*BRIEF 1*
According to the report on Utah's 2008-09 ski season, how many skier days did the Utah industry record that winter?
*BRIEF 2*
Write the next part of the report on Utah's 2008-09 ski season, picking up after its final sentence.

*SELECTED PASSAGE*

************

The Utah ski and snowboard industry closed the 2008-09 winter season with a total of 3,972,984 skier days, down 6.5 percent from last year’s fifth consecutive record breaking year at 4,249,190. The National Ski Areas Association defines ‘skier days’ as one person visiting a ski area for all or any part of a day or night for the purpose of skiing. Despite a challenging economy, snow sports participation levels remained relatively steady proving that skiers and snowboarders are driven by passion and determined to hit the slopes.
Nationally, total skier visits were down 5.5 percent to just over 57 million skier days from the previous year’s all time record of 60.1 million skier days according to a preliminary survey by RRC Associates. The survey also suggested that the Rocky Mountain Range (CO, ID, MO, NM, UT and WY) experienced a 7.2 percent decline down to 19.8 million visits from 21.3 million visits during the 2007-08 winter season. The region’s decline could be attributed to a strong and early snow season on the east coast causing many snowriders to choose resorts closer to home in an effort to cut back on travel expenses.
Resorts near large metropolitan markets seemed to weather the economy’s effects better than resorts which primarily attract destination visitors. Many Utah resorts noticed a similar trend as season pass sales increased almost across the board. Destination visitors however, booked vacations with much shorter lead times indicating consumers were more cautious with discretionary spending and making sure they secured the “best bang” available for their buck.

************

*EXTRACTED RECORDS*
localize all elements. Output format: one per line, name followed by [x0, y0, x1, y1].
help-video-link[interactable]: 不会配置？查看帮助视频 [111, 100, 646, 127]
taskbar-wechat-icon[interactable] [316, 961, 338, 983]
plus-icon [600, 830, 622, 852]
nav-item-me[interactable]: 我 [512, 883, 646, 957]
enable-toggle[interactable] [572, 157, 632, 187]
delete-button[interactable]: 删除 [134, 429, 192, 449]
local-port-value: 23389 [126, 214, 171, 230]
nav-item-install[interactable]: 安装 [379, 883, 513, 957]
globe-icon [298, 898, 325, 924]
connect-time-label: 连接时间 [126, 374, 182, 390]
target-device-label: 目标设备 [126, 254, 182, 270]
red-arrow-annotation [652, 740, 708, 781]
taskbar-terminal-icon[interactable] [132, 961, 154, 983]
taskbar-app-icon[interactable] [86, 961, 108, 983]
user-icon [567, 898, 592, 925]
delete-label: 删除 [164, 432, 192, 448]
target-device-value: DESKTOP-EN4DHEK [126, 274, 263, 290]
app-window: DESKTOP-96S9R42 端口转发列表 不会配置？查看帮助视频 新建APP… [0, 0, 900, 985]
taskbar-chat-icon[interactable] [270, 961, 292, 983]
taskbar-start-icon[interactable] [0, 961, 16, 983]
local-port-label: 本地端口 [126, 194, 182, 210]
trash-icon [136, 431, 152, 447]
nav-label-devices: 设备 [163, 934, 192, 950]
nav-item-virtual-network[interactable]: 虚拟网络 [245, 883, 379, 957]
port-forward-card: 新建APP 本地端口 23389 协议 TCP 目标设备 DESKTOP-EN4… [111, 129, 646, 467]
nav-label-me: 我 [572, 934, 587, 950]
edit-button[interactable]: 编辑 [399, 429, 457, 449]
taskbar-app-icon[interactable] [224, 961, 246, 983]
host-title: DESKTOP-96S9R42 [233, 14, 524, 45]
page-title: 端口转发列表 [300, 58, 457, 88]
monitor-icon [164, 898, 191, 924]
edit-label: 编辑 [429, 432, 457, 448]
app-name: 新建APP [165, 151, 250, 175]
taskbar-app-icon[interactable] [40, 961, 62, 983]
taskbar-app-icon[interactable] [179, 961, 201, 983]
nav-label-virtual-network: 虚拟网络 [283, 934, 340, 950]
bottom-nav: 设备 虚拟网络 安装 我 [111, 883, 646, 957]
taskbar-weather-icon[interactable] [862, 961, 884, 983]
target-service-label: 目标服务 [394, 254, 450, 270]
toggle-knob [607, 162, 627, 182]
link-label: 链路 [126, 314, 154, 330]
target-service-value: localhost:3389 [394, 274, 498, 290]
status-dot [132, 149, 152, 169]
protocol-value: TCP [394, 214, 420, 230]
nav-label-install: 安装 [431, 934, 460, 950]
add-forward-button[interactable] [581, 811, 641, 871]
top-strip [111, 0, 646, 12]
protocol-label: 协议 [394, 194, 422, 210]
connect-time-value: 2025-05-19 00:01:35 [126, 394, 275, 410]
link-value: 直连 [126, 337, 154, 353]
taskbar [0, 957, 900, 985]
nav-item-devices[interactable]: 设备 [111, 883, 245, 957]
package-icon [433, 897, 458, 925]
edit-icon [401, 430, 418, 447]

************

*YOUR RESPONSE 1*
3,972,984 skier days.

*YOUR RESPONSE 2*
Although some resorts were able to open earlier than expected (Snowbird Ski & Summer Resort opened Nov. 7 - the second earliest opening in the resort’s 38-year history), the majority of the state’s resorts got off to a later than normal start. It was only a matter of time, however, before Mother Nature began providing a consistent abundance of The Greatest Snow on Earth® for which Utah is famous. Monthly snowfall exceeded 100 inches for five out of six months at many Utah ski resorts – November through April – totaling nearly 700 inches.
“Despite the global economy, Utah’s ski industry is pleased with its performance during the 2008-09 winter season,” saidSki Utah President Nathan Rafferty. “Skiers and snowboarders possess an incredible fervor for the sport and are committed to annual participation. Our industry is optimistic about the future and looks forward to many great years to come.”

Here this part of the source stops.